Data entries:
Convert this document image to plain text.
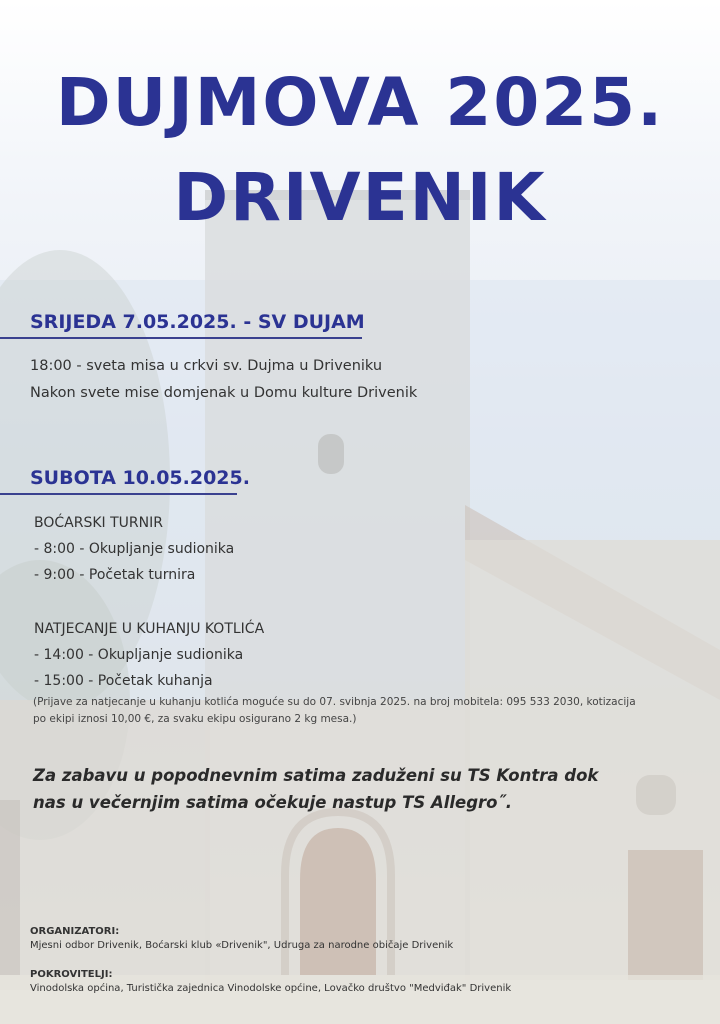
DUJMOVA 2025.
DRIVENIK
SRIJEDA 7.05.2025. - SV DUJAM
18:00 - sveta misa u crkvi sv. Dujma u Driveniku
Nakon svete mise domjenak u Domu kulture Drivenik
SUBOTA 10.05.2025.
BOĆARSKI TURNIR
- 8:00 - Okupljanje sudionika
- 9:00 - Početak turnira
NATJECANJE U KUHANJU KOTLIĆA
- 14:00 - Okupljanje sudionika
- 15:00 - Početak kuhanja
(Prijave za natjecanje u kuhanju kotlića moguće su do 07. svibnja 2025. na broj mobitela: 095 533 2030, kotizacija
po ekipi iznosi 10,00 €, za svaku ekipu osigurano 2 kg mesa.)
Za zabavu u popodnevnim satima zaduženi su TS Kontra dok
nas u večernjim satima očekuje nastup TS Allegro˝.
ORGANIZATORI:
Mjesni odbor Drivenik, Boćarski klub «Drivenik", Udruga za narodne običaje Drivenik
POKROVITELJI:
Vinodolska općina, Turistička zajednica Vinodolske općine, Lovačko društvo "Medviđak" Drivenik
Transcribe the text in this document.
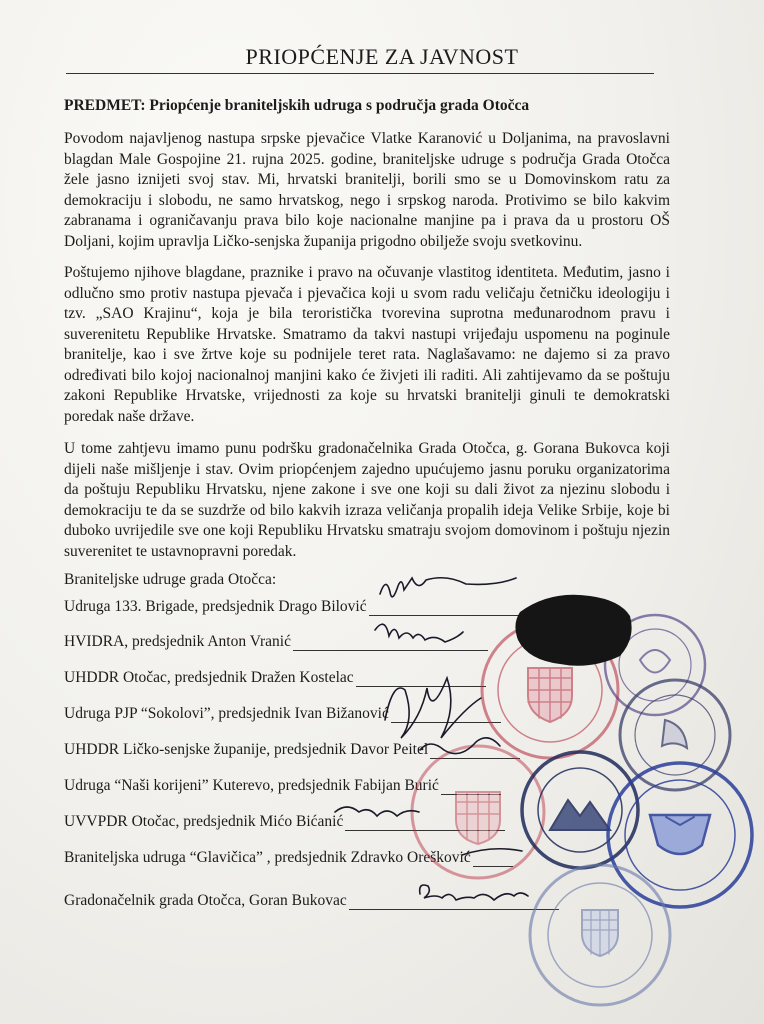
PRIOPĆENJE ZA JAVNOST
PREDMET: Priopćenje braniteljskih udruga s područja grada Otočca
Povodom najavljenog nastupa srpske pjevačice Vlatke Karanović u Doljanima, na pravoslavni blagdan Male Gospojine 21. rujna 2025. godine, braniteljske udruge s područja Grada Otočca žele jasno iznijeti svoj stav. Mi, hrvatski branitelji, borili smo se u Domovinskom ratu za demokraciju i slobodu, ne samo hrvatskog, nego i srpskog naroda. Protivimo se bilo kakvim zabranama i ograničavanju prava bilo koje nacionalne manjine pa i prava da u prostoru OŠ Doljani, kojim upravlja Ličko-senjska županija prigodno obilježe svoju svetkovinu.
Poštujemo njihove blagdane, praznike i pravo na očuvanje vlastitog identiteta. Međutim, jasno i odlučno smo protiv nastupa pjevača i pjevačica koji u svom radu veličaju četničku ideologiju i tzv. „SAO Krajinu“, koja je bila teroristička tvorevina suprotna međunarodnom pravu i suverenitetu Republike Hrvatske. Smatramo da takvi nastupi vrijeđaju uspomenu na poginule branitelje, kao i sve žrtve koje su podnijele teret rata. Naglašavamo: ne dajemo si za pravo određivati bilo kojoj nacionalnoj manjini kako će živjeti ili raditi. Ali zahtijevamo da se poštuju zakoni Republike Hrvatske, vrijednosti za koje su hrvatski branitelji ginuli te demokratski poredak naše države.
U tome zahtjevu imamo punu podršku gradonačelnika Grada Otočca, g. Gorana Bukovca koji dijeli naše mišljenje i stav. Ovim priopćenjem zajedno upućujemo jasnu poruku organizatorima da poštuju Republiku Hrvatsku, njene zakone i sve one koji su dali život za njezinu slobodu i demokraciju te da se suzdrže od bilo kakvih izraza veličanja propalih ideja Velike Srbije, koje bi duboko uvrijedile sve one koji Republiku Hrvatsku smatraju svojom domovinom i poštuju njezin suverenitet te ustavnopravni poredak.
Braniteljske udruge grada Otočca:
Udruga 133. Brigade, predsjednik Drago Bilović
HVIDRA, predsjednik Anton Vranić
UHDDR Otočac, predsjednik Dražen Kostelac
Udruga PJP “Sokolovi”, predsjednik Ivan Bižanović
UHDDR Ličko-senjske županije, predsjednik Davor Peitel
Udruga “Naši korijeni” Kuterevo, predsjednik Fabijan Burić
UVVPDR Otočac, predsjednik Mićo Bićanić
Braniteljska udruga “Glavičica” , predsjednik Zdravko Orešković
Gradonačelnik grada Otočca, Goran Bukovac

#### Exercise:
Pictures in the records must not appear in the copy; transcribe everything else precisely.

#### Response:
Convert this document image to plain text.
DUJMOVA 2025.
DRIVENIK
SRIJEDA 7.05.2025. - SV DUJAM
18:00 - sveta misa u crkvi sv. Dujma u Driveniku
Nakon svete mise domjenak u Domu kulture Drivenik
SUBOTA 10.05.2025.
BOĆARSKI TURNIR
- 8:00 - Okupljanje sudionika
- 9:00 - Početak turnira
NATJECANJE U KUHANJU KOTLIĆA
- 14:00 - Okupljanje sudionika
- 15:00 - Početak kuhanja
(Prijave za natjecanje u kuhanju kotlića moguće su do 07. svibnja 2025. na broj mobitela: 095 533 2030, kotizacija
po ekipi iznosi 10,00 €, za svaku ekipu osigurano 2 kg mesa.)
Za zabavu u popodnevnim satima zaduženi su TS Kontra dok
nas u večernjim satima očekuje nastup TS Allegro˝.
ORGANIZATORI:
Mjesni odbor Drivenik, Boćarski klub «Drivenik", Udruga za narodne običaje Drivenik
POKROVITELJI:
Vinodolska općina, Turistička zajednica Vinodolske općine, Lovačko društvo "Medviđak" Drivenik
Transcribe the text in this document.
PRIOPĆENJE ZA JAVNOST
PREDMET: Priopćenje braniteljskih udruga s područja grada Otočca
Povodom najavljenog nastupa srpske pjevačice Vlatke Karanović u Doljanima, na pravoslavni blagdan Male Gospojine 21. rujna 2025. godine, braniteljske udruge s područja Grada Otočca žele jasno iznijeti svoj stav. Mi, hrvatski branitelji, borili smo se u Domovinskom ratu za demokraciju i slobodu, ne samo hrvatskog, nego i srpskog naroda. Protivimo se bilo kakvim zabranama i ograničavanju prava bilo koje nacionalne manjine pa i prava da u prostoru OŠ Doljani, kojim upravlja Ličko-senjska županija prigodno obilježe svoju svetkovinu.
Poštujemo njihove blagdane, praznike i pravo na očuvanje vlastitog identiteta. Međutim, jasno i odlučno smo protiv nastupa pjevača i pjevačica koji u svom radu veličaju četničku ideologiju i tzv. „SAO Krajinu“, koja je bila teroristička tvorevina suprotna međunarodnom pravu i suverenitetu Republike Hrvatske. Smatramo da takvi nastupi vrijeđaju uspomenu na poginule branitelje, kao i sve žrtve koje su podnijele teret rata. Naglašavamo: ne dajemo si za pravo određivati bilo kojoj nacionalnoj manjini kako će živjeti ili raditi. Ali zahtijevamo da se poštuju zakoni Republike Hrvatske, vrijednosti za koje su hrvatski branitelji ginuli te demokratski poredak naše države.
U tome zahtjevu imamo punu podršku gradonačelnika Grada Otočca, g. Gorana Bukovca koji dijeli naše mišljenje i stav. Ovim priopćenjem zajedno upućujemo jasnu poruku organizatorima da poštuju Republiku Hrvatsku, njene zakone i sve one koji su dali život za njezinu slobodu i demokraciju te da se suzdrže od bilo kakvih izraza veličanja propalih ideja Velike Srbije, koje bi duboko uvrijedile sve one koji Republiku Hrvatsku smatraju svojom domovinom i poštuju njezin suverenitet te ustavnopravni poredak.
Braniteljske udruge grada Otočca:
Udruga 133. Brigade, predsjednik Drago Bilović
HVIDRA, predsjednik Anton Vranić
UHDDR Otočac, predsjednik Dražen Kostelac
Udruga PJP “Sokolovi”, predsjednik Ivan Bižanović
UHDDR Ličko-senjske županije, predsjednik Davor Peitel
Udruga “Naši korijeni” Kuterevo, predsjednik Fabijan Burić
UVVPDR Otočac, predsjednik Mićo Bićanić
Braniteljska udruga “Glavičica” , predsjednik Zdravko Orešković
Gradonačelnik grada Otočca, Goran Bukovac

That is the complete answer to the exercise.